Reproduce this listing in full.

Start

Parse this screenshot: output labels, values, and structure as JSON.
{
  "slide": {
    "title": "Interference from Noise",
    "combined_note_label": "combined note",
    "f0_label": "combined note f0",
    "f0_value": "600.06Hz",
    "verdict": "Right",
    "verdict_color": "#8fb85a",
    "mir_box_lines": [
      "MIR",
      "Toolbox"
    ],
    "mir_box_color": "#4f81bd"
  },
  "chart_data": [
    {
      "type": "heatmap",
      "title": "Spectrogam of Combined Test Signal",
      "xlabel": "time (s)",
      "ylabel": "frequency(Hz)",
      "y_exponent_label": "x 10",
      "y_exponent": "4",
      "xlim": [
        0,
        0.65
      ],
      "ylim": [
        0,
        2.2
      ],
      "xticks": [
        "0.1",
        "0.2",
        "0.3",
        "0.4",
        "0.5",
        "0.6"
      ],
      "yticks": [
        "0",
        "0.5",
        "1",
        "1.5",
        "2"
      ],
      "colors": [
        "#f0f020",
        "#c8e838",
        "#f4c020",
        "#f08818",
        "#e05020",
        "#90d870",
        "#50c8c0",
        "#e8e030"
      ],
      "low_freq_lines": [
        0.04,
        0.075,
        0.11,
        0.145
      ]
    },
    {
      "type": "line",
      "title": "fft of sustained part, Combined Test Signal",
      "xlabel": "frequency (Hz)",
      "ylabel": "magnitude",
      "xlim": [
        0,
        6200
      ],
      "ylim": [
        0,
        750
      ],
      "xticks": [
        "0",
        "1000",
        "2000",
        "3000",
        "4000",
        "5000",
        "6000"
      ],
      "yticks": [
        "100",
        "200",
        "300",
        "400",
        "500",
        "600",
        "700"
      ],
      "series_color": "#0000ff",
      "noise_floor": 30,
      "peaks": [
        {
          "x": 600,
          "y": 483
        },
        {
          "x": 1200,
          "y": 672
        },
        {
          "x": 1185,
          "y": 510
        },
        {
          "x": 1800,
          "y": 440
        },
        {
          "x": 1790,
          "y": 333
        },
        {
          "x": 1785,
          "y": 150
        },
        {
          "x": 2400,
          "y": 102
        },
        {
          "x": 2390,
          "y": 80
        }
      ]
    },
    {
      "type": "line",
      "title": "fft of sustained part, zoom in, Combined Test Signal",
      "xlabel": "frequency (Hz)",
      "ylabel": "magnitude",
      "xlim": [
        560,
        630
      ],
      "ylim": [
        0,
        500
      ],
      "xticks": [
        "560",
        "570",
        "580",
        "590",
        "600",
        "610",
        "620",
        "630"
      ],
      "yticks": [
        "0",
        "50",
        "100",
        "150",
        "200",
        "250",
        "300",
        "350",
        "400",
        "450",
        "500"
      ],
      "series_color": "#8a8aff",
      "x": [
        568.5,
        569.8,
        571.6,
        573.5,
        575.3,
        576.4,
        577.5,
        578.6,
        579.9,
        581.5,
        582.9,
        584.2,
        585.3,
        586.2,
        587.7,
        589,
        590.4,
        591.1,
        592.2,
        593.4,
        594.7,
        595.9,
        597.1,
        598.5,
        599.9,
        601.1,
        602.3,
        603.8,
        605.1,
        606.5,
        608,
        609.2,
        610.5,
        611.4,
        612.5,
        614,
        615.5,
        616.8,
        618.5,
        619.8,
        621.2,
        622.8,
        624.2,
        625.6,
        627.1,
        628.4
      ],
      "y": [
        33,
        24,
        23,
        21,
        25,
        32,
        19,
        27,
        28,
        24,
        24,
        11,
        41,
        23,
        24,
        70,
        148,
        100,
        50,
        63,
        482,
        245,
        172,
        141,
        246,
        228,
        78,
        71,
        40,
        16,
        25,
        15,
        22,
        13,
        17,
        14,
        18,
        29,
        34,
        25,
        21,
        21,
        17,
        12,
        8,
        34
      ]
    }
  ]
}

End

# TASK RESPONSE:
Parse this screenshot: output labels, values, and structure as JSON.
{
  "slide": {
    "title": "Interference from Noise",
    "combined_note_label": "combined note",
    "f0_label": "combined note f0",
    "f0_value": "600.06Hz",
    "verdict": "Right",
    "verdict_color": "#8fb85a",
    "mir_box_lines": [
      "MIR",
      "Toolbox"
    ],
    "mir_box_color": "#4f81bd"
  },
  "chart_data": [
    {
      "type": "heatmap",
      "title": "Spectrogam of Combined Test Signal",
      "xlabel": "time (s)",
      "ylabel": "frequency(Hz)",
      "y_exponent_label": "x 10",
      "y_exponent": "4",
      "xlim": [
        0,
        0.65
      ],
      "ylim": [
        0,
        2.2
      ],
      "xticks": [
        "0.1",
        "0.2",
        "0.3",
        "0.4",
        "0.5",
        "0.6"
      ],
      "yticks": [
        "0",
        "0.5",
        "1",
        "1.5",
        "2"
      ],
      "colors": [
        "#f0f020",
        "#c8e838",
        "#f4c020",
        "#f08818",
        "#e05020",
        "#90d870",
        "#50c8c0",
        "#e8e030"
      ],
      "low_freq_lines": [
        0.04,
        0.075,
        0.11,
        0.145
      ]
    },
    {
      "type": "line",
      "title": "fft of sustained part, Combined Test Signal",
      "xlabel": "frequency (Hz)",
      "ylabel": "magnitude",
      "xlim": [
        0,
        6200
      ],
      "ylim": [
        0,
        750
      ],
      "xticks": [
        "0",
        "1000",
        "2000",
        "3000",
        "4000",
        "5000",
        "6000"
      ],
      "yticks": [
        "100",
        "200",
        "300",
        "400",
        "500",
        "600",
        "700"
      ],
      "series_color": "#0000ff",
      "noise_floor": 30,
      "peaks": [
        {
          "x": 600,
          "y": 483
        },
        {
          "x": 1200,
          "y": 672
        },
        {
          "x": 1185,
          "y": 510
        },
        {
          "x": 1800,
          "y": 440
        },
        {
          "x": 1790,
          "y": 333
        },
        {
          "x": 1785,
          "y": 150
        },
        {
          "x": 2400,
          "y": 102
        },
        {
          "x": 2390,
          "y": 80
        }
      ]
    },
    {
      "type": "line",
      "title": "fft of sustained part, zoom in, Combined Test Signal",
      "xlabel": "frequency (Hz)",
      "ylabel": "magnitude",
      "xlim": [
        560,
        630
      ],
      "ylim": [
        0,
        500
      ],
      "xticks": [
        "560",
        "570",
        "580",
        "590",
        "600",
        "610",
        "620",
        "630"
      ],
      "yticks": [
        "0",
        "50",
        "100",
        "150",
        "200",
        "250",
        "300",
        "350",
        "400",
        "450",
        "500"
      ],
      "series_color": "#8a8aff",
      "x": [
        568.5,
        569.8,
        571.6,
        573.5,
        575.3,
        576.4,
        577.5,
        578.6,
        579.9,
        581.5,
        582.9,
        584.2,
        585.3,
        586.2,
        587.7,
        589,
        590.4,
        591.1,
        592.2,
        593.4,
        594.7,
        595.9,
        597.1,
        598.5,
        599.9,
        601.1,
        602.3,
        603.8,
        605.1,
        606.5,
        608,
        609.2,
        610.5,
        611.4,
        612.5,
        614,
        615.5,
        616.8,
        618.5,
        619.8,
        621.2,
        622.8,
        624.2,
        625.6,
        627.1,
        628.4
      ],
      "y": [
        33,
        24,
        23,
        21,
        25,
        32,
        19,
        27,
        28,
        24,
        24,
        11,
        41,
        23,
        24,
        70,
        148,
        100,
        50,
        63,
        482,
        245,
        172,
        141,
        246,
        228,
        78,
        71,
        40,
        16,
        25,
        15,
        22,
        13,
        17,
        14,
        18,
        29,
        34,
        25,
        21,
        21,
        17,
        12,
        8,
        34
      ]
    }
  ]
}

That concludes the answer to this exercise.